• _Exercise material_:
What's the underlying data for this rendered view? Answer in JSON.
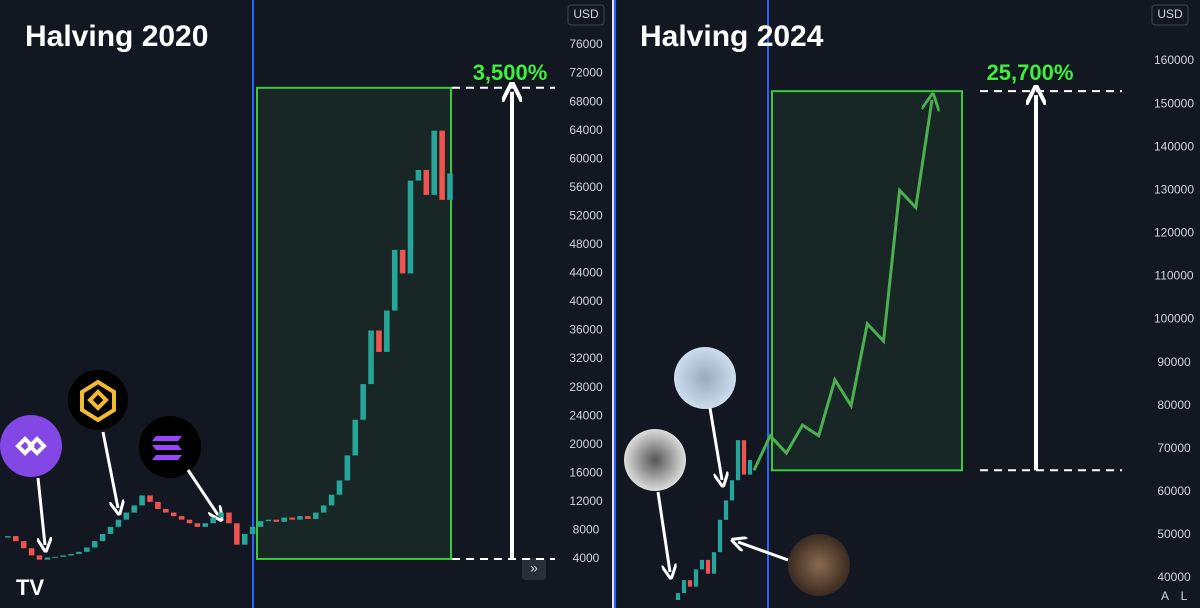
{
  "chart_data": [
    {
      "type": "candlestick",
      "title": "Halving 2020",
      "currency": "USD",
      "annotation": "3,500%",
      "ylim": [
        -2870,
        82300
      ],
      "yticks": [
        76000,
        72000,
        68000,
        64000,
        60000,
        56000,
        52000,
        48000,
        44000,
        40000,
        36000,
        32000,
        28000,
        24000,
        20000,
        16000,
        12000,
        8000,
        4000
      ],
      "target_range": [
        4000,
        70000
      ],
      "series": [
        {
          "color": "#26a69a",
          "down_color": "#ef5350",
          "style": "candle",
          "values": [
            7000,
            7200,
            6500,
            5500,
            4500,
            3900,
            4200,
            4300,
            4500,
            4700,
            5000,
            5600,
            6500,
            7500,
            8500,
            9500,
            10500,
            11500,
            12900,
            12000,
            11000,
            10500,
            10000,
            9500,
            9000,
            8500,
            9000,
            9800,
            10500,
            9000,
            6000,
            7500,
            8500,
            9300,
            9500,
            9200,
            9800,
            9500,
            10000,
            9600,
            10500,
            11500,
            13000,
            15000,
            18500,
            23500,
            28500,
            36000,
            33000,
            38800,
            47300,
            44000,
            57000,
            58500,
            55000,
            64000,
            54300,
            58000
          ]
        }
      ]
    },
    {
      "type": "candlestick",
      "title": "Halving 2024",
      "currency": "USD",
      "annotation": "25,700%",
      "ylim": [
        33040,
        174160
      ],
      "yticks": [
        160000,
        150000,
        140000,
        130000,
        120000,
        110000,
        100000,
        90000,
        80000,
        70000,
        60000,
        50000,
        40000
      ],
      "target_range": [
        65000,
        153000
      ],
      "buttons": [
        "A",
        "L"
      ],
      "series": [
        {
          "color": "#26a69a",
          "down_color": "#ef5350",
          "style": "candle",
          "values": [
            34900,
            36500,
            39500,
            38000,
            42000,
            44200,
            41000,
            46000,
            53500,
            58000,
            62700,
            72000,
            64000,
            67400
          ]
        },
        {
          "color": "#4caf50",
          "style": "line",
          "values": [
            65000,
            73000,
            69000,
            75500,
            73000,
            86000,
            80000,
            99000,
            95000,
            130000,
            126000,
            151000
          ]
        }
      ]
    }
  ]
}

• _Exercise requirements_: Return the listing above in full and without alteration, excluding its pictures.

• _Task output_:
What's the underlying data for this rendered view? Answer in JSON.
{
  "chart_data": [
    {
      "type": "candlestick",
      "title": "Halving 2020",
      "currency": "USD",
      "annotation": "3,500%",
      "ylim": [
        -2870,
        82300
      ],
      "yticks": [
        76000,
        72000,
        68000,
        64000,
        60000,
        56000,
        52000,
        48000,
        44000,
        40000,
        36000,
        32000,
        28000,
        24000,
        20000,
        16000,
        12000,
        8000,
        4000
      ],
      "target_range": [
        4000,
        70000
      ],
      "series": [
        {
          "color": "#26a69a",
          "down_color": "#ef5350",
          "style": "candle",
          "values": [
            7000,
            7200,
            6500,
            5500,
            4500,
            3900,
            4200,
            4300,
            4500,
            4700,
            5000,
            5600,
            6500,
            7500,
            8500,
            9500,
            10500,
            11500,
            12900,
            12000,
            11000,
            10500,
            10000,
            9500,
            9000,
            8500,
            9000,
            9800,
            10500,
            9000,
            6000,
            7500,
            8500,
            9300,
            9500,
            9200,
            9800,
            9500,
            10000,
            9600,
            10500,
            11500,
            13000,
            15000,
            18500,
            23500,
            28500,
            36000,
            33000,
            38800,
            47300,
            44000,
            57000,
            58500,
            55000,
            64000,
            54300,
            58000
          ]
        }
      ]
    },
    {
      "type": "candlestick",
      "title": "Halving 2024",
      "currency": "USD",
      "annotation": "25,700%",
      "ylim": [
        33040,
        174160
      ],
      "yticks": [
        160000,
        150000,
        140000,
        130000,
        120000,
        110000,
        100000,
        90000,
        80000,
        70000,
        60000,
        50000,
        40000
      ],
      "target_range": [
        65000,
        153000
      ],
      "buttons": [
        "A",
        "L"
      ],
      "series": [
        {
          "color": "#26a69a",
          "down_color": "#ef5350",
          "style": "candle",
          "values": [
            34900,
            36500,
            39500,
            38000,
            42000,
            44200,
            41000,
            46000,
            53500,
            58000,
            62700,
            72000,
            64000,
            67400
          ]
        },
        {
          "color": "#4caf50",
          "style": "line",
          "values": [
            65000,
            73000,
            69000,
            75500,
            73000,
            86000,
            80000,
            99000,
            95000,
            130000,
            126000,
            151000
          ]
        }
      ]
    }
  ]
}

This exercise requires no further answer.